Problem requirements:
Each record must be retyped in full. No character may differ.
# # # #
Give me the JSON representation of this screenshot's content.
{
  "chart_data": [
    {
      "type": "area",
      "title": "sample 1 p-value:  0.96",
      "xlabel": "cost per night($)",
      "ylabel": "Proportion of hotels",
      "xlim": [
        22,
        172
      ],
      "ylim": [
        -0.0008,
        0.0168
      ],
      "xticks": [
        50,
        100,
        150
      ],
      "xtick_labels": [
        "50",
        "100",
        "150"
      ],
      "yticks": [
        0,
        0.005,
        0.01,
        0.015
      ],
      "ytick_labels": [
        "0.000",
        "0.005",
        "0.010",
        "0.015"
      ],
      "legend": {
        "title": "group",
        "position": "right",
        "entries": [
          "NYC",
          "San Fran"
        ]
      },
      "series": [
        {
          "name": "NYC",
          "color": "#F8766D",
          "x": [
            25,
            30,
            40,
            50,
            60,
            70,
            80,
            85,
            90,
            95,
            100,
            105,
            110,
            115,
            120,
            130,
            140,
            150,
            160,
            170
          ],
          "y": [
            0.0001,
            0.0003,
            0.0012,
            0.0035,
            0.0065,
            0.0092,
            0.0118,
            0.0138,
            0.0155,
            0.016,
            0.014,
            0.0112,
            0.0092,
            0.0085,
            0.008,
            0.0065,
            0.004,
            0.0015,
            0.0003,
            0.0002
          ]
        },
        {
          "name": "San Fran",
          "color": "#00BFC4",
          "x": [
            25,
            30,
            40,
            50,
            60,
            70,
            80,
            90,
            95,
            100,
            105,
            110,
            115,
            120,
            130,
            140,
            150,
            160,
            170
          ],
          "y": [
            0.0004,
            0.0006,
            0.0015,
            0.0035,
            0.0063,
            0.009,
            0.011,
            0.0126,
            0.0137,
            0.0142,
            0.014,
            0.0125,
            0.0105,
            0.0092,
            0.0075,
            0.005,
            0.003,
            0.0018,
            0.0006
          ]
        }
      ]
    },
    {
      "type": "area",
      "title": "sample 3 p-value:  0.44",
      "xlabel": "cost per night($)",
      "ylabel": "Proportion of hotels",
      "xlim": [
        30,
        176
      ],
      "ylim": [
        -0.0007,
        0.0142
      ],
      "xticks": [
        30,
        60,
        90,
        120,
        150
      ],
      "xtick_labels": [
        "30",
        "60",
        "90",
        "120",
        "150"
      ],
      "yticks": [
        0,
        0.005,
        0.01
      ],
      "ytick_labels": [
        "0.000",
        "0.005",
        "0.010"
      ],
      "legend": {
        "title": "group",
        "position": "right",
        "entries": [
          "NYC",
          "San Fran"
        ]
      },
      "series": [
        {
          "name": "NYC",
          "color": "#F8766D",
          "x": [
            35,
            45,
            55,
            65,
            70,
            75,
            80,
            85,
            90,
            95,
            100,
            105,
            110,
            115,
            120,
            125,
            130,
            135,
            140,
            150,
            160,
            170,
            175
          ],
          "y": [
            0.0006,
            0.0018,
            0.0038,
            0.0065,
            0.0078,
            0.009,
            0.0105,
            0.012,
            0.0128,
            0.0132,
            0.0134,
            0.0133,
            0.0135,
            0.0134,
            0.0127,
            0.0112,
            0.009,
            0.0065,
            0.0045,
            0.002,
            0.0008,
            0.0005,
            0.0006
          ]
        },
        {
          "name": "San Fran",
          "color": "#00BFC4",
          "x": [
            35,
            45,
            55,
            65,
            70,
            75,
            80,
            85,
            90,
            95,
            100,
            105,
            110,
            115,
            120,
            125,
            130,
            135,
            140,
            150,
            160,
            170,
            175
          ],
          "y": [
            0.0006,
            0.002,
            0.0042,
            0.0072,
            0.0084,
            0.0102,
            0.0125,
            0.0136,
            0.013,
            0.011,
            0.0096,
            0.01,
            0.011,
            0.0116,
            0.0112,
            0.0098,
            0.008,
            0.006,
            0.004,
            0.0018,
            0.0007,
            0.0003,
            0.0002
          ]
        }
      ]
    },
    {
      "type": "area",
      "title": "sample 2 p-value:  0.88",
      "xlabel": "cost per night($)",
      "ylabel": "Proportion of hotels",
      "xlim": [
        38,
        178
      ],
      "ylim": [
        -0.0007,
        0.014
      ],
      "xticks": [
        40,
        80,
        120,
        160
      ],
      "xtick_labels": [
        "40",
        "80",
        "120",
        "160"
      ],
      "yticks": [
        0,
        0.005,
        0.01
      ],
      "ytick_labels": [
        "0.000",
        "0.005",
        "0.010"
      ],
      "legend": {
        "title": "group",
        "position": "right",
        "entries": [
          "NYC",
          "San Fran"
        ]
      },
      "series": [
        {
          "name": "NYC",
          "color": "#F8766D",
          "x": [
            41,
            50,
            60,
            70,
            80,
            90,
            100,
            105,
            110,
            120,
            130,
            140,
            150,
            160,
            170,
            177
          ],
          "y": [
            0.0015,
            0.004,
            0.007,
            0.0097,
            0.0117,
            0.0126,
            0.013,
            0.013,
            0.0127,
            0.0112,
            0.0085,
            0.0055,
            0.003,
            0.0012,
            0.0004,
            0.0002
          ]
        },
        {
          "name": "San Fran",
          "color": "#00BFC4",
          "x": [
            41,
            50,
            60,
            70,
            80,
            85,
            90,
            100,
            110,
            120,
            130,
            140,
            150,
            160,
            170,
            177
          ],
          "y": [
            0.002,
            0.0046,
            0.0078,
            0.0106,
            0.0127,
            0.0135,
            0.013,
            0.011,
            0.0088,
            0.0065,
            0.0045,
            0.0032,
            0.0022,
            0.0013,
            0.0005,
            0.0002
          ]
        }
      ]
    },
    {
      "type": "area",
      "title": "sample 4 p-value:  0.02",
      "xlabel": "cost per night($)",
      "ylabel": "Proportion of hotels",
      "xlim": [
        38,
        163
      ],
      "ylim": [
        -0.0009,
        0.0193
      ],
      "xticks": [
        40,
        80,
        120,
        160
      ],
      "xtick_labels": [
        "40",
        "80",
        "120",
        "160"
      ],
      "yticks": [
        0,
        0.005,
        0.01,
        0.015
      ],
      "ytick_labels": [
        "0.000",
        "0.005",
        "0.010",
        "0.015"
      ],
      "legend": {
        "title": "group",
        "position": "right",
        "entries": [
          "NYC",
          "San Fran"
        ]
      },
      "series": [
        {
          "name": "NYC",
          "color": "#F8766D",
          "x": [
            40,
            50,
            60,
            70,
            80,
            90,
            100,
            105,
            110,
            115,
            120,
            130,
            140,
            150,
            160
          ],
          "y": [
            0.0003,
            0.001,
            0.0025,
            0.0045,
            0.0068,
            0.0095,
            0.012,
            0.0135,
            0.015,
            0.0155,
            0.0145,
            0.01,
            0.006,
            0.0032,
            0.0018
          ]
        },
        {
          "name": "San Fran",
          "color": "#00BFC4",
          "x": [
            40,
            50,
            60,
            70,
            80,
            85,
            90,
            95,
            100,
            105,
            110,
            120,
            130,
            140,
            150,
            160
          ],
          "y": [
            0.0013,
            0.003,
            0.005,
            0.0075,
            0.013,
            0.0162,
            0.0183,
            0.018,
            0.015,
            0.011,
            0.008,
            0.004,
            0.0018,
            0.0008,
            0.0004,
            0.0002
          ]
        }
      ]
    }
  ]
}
# # # #
The response:
Give me the JSON representation of this screenshot's content.
{
  "chart_data": [
    {
      "type": "area",
      "title": "sample 1 p-value:  0.96",
      "xlabel": "cost per night($)",
      "ylabel": "Proportion of hotels",
      "xlim": [
        22,
        172
      ],
      "ylim": [
        -0.0008,
        0.0168
      ],
      "xticks": [
        50,
        100,
        150
      ],
      "xtick_labels": [
        "50",
        "100",
        "150"
      ],
      "yticks": [
        0,
        0.005,
        0.01,
        0.015
      ],
      "ytick_labels": [
        "0.000",
        "0.005",
        "0.010",
        "0.015"
      ],
      "legend": {
        "title": "group",
        "position": "right",
        "entries": [
          "NYC",
          "San Fran"
        ]
      },
      "series": [
        {
          "name": "NYC",
          "color": "#F8766D",
          "x": [
            25,
            30,
            40,
            50,
            60,
            70,
            80,
            85,
            90,
            95,
            100,
            105,
            110,
            115,
            120,
            130,
            140,
            150,
            160,
            170
          ],
          "y": [
            0.0001,
            0.0003,
            0.0012,
            0.0035,
            0.0065,
            0.0092,
            0.0118,
            0.0138,
            0.0155,
            0.016,
            0.014,
            0.0112,
            0.0092,
            0.0085,
            0.008,
            0.0065,
            0.004,
            0.0015,
            0.0003,
            0.0002
          ]
        },
        {
          "name": "San Fran",
          "color": "#00BFC4",
          "x": [
            25,
            30,
            40,
            50,
            60,
            70,
            80,
            90,
            95,
            100,
            105,
            110,
            115,
            120,
            130,
            140,
            150,
            160,
            170
          ],
          "y": [
            0.0004,
            0.0006,
            0.0015,
            0.0035,
            0.0063,
            0.009,
            0.011,
            0.0126,
            0.0137,
            0.0142,
            0.014,
            0.0125,
            0.0105,
            0.0092,
            0.0075,
            0.005,
            0.003,
            0.0018,
            0.0006
          ]
        }
      ]
    },
    {
      "type": "area",
      "title": "sample 3 p-value:  0.44",
      "xlabel": "cost per night($)",
      "ylabel": "Proportion of hotels",
      "xlim": [
        30,
        176
      ],
      "ylim": [
        -0.0007,
        0.0142
      ],
      "xticks": [
        30,
        60,
        90,
        120,
        150
      ],
      "xtick_labels": [
        "30",
        "60",
        "90",
        "120",
        "150"
      ],
      "yticks": [
        0,
        0.005,
        0.01
      ],
      "ytick_labels": [
        "0.000",
        "0.005",
        "0.010"
      ],
      "legend": {
        "title": "group",
        "position": "right",
        "entries": [
          "NYC",
          "San Fran"
        ]
      },
      "series": [
        {
          "name": "NYC",
          "color": "#F8766D",
          "x": [
            35,
            45,
            55,
            65,
            70,
            75,
            80,
            85,
            90,
            95,
            100,
            105,
            110,
            115,
            120,
            125,
            130,
            135,
            140,
            150,
            160,
            170,
            175
          ],
          "y": [
            0.0006,
            0.0018,
            0.0038,
            0.0065,
            0.0078,
            0.009,
            0.0105,
            0.012,
            0.0128,
            0.0132,
            0.0134,
            0.0133,
            0.0135,
            0.0134,
            0.0127,
            0.0112,
            0.009,
            0.0065,
            0.0045,
            0.002,
            0.0008,
            0.0005,
            0.0006
          ]
        },
        {
          "name": "San Fran",
          "color": "#00BFC4",
          "x": [
            35,
            45,
            55,
            65,
            70,
            75,
            80,
            85,
            90,
            95,
            100,
            105,
            110,
            115,
            120,
            125,
            130,
            135,
            140,
            150,
            160,
            170,
            175
          ],
          "y": [
            0.0006,
            0.002,
            0.0042,
            0.0072,
            0.0084,
            0.0102,
            0.0125,
            0.0136,
            0.013,
            0.011,
            0.0096,
            0.01,
            0.011,
            0.0116,
            0.0112,
            0.0098,
            0.008,
            0.006,
            0.004,
            0.0018,
            0.0007,
            0.0003,
            0.0002
          ]
        }
      ]
    },
    {
      "type": "area",
      "title": "sample 2 p-value:  0.88",
      "xlabel": "cost per night($)",
      "ylabel": "Proportion of hotels",
      "xlim": [
        38,
        178
      ],
      "ylim": [
        -0.0007,
        0.014
      ],
      "xticks": [
        40,
        80,
        120,
        160
      ],
      "xtick_labels": [
        "40",
        "80",
        "120",
        "160"
      ],
      "yticks": [
        0,
        0.005,
        0.01
      ],
      "ytick_labels": [
        "0.000",
        "0.005",
        "0.010"
      ],
      "legend": {
        "title": "group",
        "position": "right",
        "entries": [
          "NYC",
          "San Fran"
        ]
      },
      "series": [
        {
          "name": "NYC",
          "color": "#F8766D",
          "x": [
            41,
            50,
            60,
            70,
            80,
            90,
            100,
            105,
            110,
            120,
            130,
            140,
            150,
            160,
            170,
            177
          ],
          "y": [
            0.0015,
            0.004,
            0.007,
            0.0097,
            0.0117,
            0.0126,
            0.013,
            0.013,
            0.0127,
            0.0112,
            0.0085,
            0.0055,
            0.003,
            0.0012,
            0.0004,
            0.0002
          ]
        },
        {
          "name": "San Fran",
          "color": "#00BFC4",
          "x": [
            41,
            50,
            60,
            70,
            80,
            85,
            90,
            100,
            110,
            120,
            130,
            140,
            150,
            160,
            170,
            177
          ],
          "y": [
            0.002,
            0.0046,
            0.0078,
            0.0106,
            0.0127,
            0.0135,
            0.013,
            0.011,
            0.0088,
            0.0065,
            0.0045,
            0.0032,
            0.0022,
            0.0013,
            0.0005,
            0.0002
          ]
        }
      ]
    },
    {
      "type": "area",
      "title": "sample 4 p-value:  0.02",
      "xlabel": "cost per night($)",
      "ylabel": "Proportion of hotels",
      "xlim": [
        38,
        163
      ],
      "ylim": [
        -0.0009,
        0.0193
      ],
      "xticks": [
        40,
        80,
        120,
        160
      ],
      "xtick_labels": [
        "40",
        "80",
        "120",
        "160"
      ],
      "yticks": [
        0,
        0.005,
        0.01,
        0.015
      ],
      "ytick_labels": [
        "0.000",
        "0.005",
        "0.010",
        "0.015"
      ],
      "legend": {
        "title": "group",
        "position": "right",
        "entries": [
          "NYC",
          "San Fran"
        ]
      },
      "series": [
        {
          "name": "NYC",
          "color": "#F8766D",
          "x": [
            40,
            50,
            60,
            70,
            80,
            90,
            100,
            105,
            110,
            115,
            120,
            130,
            140,
            150,
            160
          ],
          "y": [
            0.0003,
            0.001,
            0.0025,
            0.0045,
            0.0068,
            0.0095,
            0.012,
            0.0135,
            0.015,
            0.0155,
            0.0145,
            0.01,
            0.006,
            0.0032,
            0.0018
          ]
        },
        {
          "name": "San Fran",
          "color": "#00BFC4",
          "x": [
            40,
            50,
            60,
            70,
            80,
            85,
            90,
            95,
            100,
            105,
            110,
            120,
            130,
            140,
            150,
            160
          ],
          "y": [
            0.0013,
            0.003,
            0.005,
            0.0075,
            0.013,
            0.0162,
            0.0183,
            0.018,
            0.015,
            0.011,
            0.008,
            0.004,
            0.0018,
            0.0008,
            0.0004,
            0.0002
          ]
        }
      ]
    }
  ]
}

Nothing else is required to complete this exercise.